* Work to be completed *
Copy every line of the data exactly, leaving nothing out.

* Entries shown *
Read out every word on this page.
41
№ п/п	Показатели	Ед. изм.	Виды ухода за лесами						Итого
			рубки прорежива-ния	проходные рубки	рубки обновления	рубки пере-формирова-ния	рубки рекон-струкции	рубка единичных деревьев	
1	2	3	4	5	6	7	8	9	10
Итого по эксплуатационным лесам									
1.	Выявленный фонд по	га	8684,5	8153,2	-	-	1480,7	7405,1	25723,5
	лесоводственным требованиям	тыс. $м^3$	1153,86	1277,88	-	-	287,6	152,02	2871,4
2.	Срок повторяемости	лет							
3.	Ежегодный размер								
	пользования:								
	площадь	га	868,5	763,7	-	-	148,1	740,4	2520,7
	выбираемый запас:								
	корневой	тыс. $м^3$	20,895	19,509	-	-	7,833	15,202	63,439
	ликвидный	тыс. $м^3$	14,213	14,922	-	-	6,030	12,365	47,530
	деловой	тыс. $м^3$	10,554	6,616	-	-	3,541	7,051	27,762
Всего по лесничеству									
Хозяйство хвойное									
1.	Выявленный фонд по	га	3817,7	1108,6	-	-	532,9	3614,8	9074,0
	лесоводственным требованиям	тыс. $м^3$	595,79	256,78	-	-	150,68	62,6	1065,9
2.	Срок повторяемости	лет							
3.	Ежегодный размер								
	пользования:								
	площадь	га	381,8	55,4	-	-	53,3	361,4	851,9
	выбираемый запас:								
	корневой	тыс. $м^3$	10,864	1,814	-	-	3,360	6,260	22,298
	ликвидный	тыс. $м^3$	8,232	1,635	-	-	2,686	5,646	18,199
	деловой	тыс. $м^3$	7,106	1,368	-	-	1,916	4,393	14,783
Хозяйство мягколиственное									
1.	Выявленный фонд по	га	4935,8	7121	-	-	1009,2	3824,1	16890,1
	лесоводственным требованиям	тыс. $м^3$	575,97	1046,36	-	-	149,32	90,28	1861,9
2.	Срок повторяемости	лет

* Result of the task *
Read out every word on this page.
41
№ п/п	Показатели	Ед. изм.	Виды ухода за лесами						Итого
			рубки прорежива-ния	проходные рубки	рубки обновления	рубки пере-формирова-ния	рубки рекон-струкции	рубка единичных деревьев	
1	2	3	4	5	6	7	8	9	10
Итого по эксплуатационным лесам									
1.	Выявленный фонд по	га	8684,5	8153,2	-	-	1480,7	7405,1	25723,5
	лесоводственным требованиям	тыс. $м^3$	1153,86	1277,88	-	-	287,6	152,02	2871,4
2.	Срок повторяемости	лет							
3.	Ежегодный размер								
	пользования:								
	площадь	га	868,5	763,7	-	-	148,1	740,4	2520,7
	выбираемый запас:								
	корневой	тыс. $м^3$	20,895	19,509	-	-	7,833	15,202	63,439
	ликвидный	тыс. $м^3$	14,213	14,922	-	-	6,030	12,365	47,530
	деловой	тыс. $м^3$	10,554	6,616	-	-	3,541	7,051	27,762
Всего по лесничеству									
Хозяйство хвойное									
1.	Выявленный фонд по	га	3817,7	1108,6	-	-	532,9	3614,8	9074,0
	лесоводственным требованиям	тыс. $м^3$	595,79	256,78	-	-	150,68	62,6	1065,9
2.	Срок повторяемости	лет							
3.	Ежегодный размер								
	пользования:								
	площадь	га	381,8	55,4	-	-	53,3	361,4	851,9
	выбираемый запас:								
	корневой	тыс. $м^3$	10,864	1,814	-	-	3,360	6,260	22,298
	ликвидный	тыс. $м^3$	8,232	1,635	-	-	2,686	5,646	18,199
	деловой	тыс. $м^3$	7,106	1,368	-	-	1,916	4,393	14,783
Хозяйство мягколиственное									
1.	Выявленный фонд по	га	4935,8	7121	-	-	1009,2	3824,1	16890,1
	лесоводственным требованиям	тыс. $м^3$	575,97	1046,36	-	-	149,32	90,28	1861,9
2.	Срок повторяемости	лет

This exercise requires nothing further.